Search the material for the word "comunes" and report each line where it turns up.

○ ○ ○ ○ ○

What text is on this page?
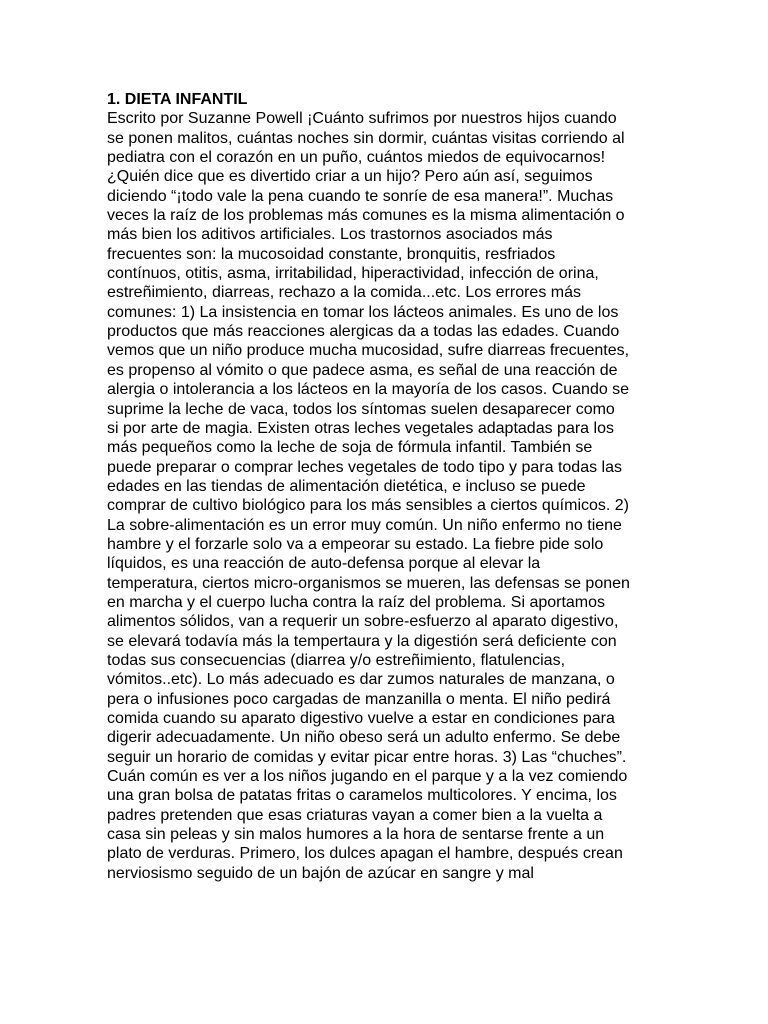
1. DIETA INFANTIL
Escrito por Suzanne Powell ¡Cuánto sufrimos por nuestros hijos cuando
se ponen malitos, cuántas noches sin dormir, cuántas visitas corriendo al
pediatra con el corazón en un puño, cuántos miedos de equivocarnos!
¿Quién dice que es divertido criar a un hijo? Pero aún así, seguimos
diciendo “¡todo vale la pena cuando te sonríe de esa manera!”. Muchas
veces la raíz de los problemas más comunes es la misma alimentación o
más bien los aditivos artificiales. Los trastornos asociados más
frecuentes son: la mucosoidad constante, bronquitis, resfriados
contínuos, otitis, asma, irritabilidad, hiperactividad, infección de orina,
estreñimiento, diarreas, rechazo a la comida...etc. Los errores más
comunes: 1) La insistencia en tomar los lácteos animales. Es uno de los
productos que más reacciones alergicas da a todas las edades. Cuando
vemos que un niño produce mucha mucosidad, sufre diarreas frecuentes,
es propenso al vómito o que padece asma, es señal de una reacción de
alergia o intolerancia a los lácteos en la mayoría de los casos. Cuando se
suprime la leche de vaca, todos los síntomas suelen desaparecer como
si por arte de magia. Existen otras leches vegetales adaptadas para los
más pequeños como la leche de soja de fórmula infantil. También se
puede preparar o comprar leches vegetales de todo tipo y para todas las
edades en las tiendas de alimentación dietética, e incluso se puede
comprar de cultivo biológico para los más sensibles a ciertos químicos. 2)
La sobre-alimentación es un error muy común. Un niño enfermo no tiene
hambre y el forzarle solo va a empeorar su estado. La fiebre pide solo
líquidos, es una reacción de auto-defensa porque al elevar la
temperatura, ciertos micro-organismos se mueren, las defensas se ponen
en marcha y el cuerpo lucha contra la raíz del problema. Si aportamos
alimentos sólidos, van a requerir un sobre-esfuerzo al aparato digestivo,
se elevará todavía más la tempertaura y la digestión será deficiente con
todas sus consecuencias (diarrea y/o estreñimiento, flatulencias,
vómitos..etc). Lo más adecuado es dar zumos naturales de manzana, o
pera o infusiones poco cargadas de manzanilla o menta. El niño pedirá
comida cuando su aparato digestivo vuelve a estar en condiciones para
digerir adecuadamente. Un niño obeso será un adulto enfermo. Se debe
seguir un horario de comidas y evitar picar entre horas. 3) Las “chuches”.
Cuán común es ver a los niños jugando en el parque y a la vez comiendo
una gran bolsa de patatas fritas o caramelos multicolores. Y encima, los
padres pretenden que esas criaturas vayan a comer bien a la vuelta a
casa sin peleas y sin malos humores a la hora de sentarse frente a un
plato de verduras. Primero, los dulces apagan el hambre, después crean
nerviosismo seguido de un bajón de azúcar en sangre y mal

○ ○ ○ ○ ○

▸ **RESULT**
veces la raíz de los problemas más comunes es la misma alimentación o
comunes: 1) La insistencia en tomar los lácteos animales. Es uno de los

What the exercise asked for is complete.